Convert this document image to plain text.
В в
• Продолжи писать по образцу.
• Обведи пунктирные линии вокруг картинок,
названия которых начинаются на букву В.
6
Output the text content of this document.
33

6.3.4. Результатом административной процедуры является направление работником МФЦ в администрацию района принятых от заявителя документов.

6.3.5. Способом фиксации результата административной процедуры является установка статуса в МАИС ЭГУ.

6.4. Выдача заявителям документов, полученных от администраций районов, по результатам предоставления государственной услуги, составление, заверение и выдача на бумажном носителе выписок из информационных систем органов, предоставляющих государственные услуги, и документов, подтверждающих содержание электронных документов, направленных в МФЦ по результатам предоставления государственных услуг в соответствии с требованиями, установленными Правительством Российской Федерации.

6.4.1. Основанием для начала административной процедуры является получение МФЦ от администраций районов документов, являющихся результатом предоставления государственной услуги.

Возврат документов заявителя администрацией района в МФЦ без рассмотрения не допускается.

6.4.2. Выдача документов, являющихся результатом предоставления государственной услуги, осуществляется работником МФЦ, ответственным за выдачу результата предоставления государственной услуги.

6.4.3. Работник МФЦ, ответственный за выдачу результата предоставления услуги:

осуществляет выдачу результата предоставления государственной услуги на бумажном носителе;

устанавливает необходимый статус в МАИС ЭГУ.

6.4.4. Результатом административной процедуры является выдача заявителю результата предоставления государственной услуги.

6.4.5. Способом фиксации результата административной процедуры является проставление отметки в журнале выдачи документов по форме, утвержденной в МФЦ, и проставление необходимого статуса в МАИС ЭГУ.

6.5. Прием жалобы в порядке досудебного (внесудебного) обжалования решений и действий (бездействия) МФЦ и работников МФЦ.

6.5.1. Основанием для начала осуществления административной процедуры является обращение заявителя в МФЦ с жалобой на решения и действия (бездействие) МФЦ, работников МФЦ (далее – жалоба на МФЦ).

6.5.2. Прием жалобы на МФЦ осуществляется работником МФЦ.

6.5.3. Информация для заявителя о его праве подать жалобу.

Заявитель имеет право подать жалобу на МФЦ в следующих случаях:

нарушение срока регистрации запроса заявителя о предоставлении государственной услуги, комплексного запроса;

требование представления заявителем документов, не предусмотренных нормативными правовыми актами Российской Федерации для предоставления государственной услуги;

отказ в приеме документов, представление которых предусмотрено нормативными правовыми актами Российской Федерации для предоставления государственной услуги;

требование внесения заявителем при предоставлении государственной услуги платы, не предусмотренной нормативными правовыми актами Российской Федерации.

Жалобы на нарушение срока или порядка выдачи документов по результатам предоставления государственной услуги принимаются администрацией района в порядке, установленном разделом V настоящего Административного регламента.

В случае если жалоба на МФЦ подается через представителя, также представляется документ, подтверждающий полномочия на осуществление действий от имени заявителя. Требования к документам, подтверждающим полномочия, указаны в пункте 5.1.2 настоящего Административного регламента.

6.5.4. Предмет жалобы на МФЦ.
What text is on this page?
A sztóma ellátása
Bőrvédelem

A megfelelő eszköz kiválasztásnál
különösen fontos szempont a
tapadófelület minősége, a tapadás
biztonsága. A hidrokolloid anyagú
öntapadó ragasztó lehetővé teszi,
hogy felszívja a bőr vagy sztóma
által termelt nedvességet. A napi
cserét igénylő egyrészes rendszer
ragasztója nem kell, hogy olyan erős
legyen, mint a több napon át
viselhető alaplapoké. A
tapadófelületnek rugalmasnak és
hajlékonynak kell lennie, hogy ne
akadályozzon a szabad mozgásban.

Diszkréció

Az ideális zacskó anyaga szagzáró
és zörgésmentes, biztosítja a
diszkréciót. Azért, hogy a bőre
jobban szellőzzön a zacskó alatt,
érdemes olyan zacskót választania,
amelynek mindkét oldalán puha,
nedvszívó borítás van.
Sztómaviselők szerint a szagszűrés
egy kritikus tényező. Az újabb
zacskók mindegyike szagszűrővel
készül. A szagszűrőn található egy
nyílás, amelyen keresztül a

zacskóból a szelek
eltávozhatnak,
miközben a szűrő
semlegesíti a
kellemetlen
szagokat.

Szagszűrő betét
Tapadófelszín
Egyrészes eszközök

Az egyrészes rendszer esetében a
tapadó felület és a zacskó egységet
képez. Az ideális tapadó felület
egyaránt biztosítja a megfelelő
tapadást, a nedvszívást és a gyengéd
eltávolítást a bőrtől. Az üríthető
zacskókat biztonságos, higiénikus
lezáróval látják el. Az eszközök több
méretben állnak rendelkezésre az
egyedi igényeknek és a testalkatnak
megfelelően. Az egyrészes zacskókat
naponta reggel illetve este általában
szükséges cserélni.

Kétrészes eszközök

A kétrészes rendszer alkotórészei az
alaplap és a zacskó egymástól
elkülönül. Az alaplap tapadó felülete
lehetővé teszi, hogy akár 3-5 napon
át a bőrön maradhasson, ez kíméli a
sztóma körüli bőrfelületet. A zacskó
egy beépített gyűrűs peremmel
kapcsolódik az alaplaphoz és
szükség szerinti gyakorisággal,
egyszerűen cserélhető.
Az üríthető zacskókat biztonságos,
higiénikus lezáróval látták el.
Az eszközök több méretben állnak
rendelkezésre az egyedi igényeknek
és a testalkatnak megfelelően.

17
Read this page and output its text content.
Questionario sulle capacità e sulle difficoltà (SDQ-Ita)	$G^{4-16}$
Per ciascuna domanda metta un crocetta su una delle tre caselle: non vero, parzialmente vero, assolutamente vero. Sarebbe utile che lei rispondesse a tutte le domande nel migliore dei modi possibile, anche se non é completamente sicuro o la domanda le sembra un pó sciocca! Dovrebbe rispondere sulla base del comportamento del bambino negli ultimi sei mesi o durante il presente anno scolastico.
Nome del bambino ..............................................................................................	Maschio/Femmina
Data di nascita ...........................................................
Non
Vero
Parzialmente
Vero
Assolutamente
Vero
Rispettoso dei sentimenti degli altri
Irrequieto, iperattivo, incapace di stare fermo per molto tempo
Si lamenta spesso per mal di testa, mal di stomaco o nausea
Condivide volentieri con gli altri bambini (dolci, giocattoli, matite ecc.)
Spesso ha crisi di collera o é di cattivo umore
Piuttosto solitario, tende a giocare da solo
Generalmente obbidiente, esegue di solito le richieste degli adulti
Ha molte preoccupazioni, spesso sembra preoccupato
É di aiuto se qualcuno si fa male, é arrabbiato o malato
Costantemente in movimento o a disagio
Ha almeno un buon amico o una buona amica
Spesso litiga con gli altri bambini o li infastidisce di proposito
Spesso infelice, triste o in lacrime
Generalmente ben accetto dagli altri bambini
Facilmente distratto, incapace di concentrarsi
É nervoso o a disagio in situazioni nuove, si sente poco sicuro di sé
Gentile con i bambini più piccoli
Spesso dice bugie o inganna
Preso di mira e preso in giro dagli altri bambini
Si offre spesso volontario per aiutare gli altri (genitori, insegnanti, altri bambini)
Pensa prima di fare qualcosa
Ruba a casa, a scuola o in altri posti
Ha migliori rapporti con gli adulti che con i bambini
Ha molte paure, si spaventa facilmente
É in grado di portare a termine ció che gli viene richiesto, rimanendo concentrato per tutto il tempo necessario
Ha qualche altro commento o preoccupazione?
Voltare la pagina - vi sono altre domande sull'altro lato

▶ _TASK TO COMPLETE_: Scan the lines for the string "Основанием". Pick out every line that has it.

▶ _ANSWER TO THE PROBLEM_:
6.4.1. Основанием для начала административной процедуры является получение МФЦ от администраций районов документов, являющихся результатом предоставления государственной услуги.
6.5.1. Основанием для начала осуществления административной процедуры является обращение заявителя в МФЦ с жалобой на решения и действия (бездействие) МФЦ, работников МФЦ (далее – жалоба на МФЦ).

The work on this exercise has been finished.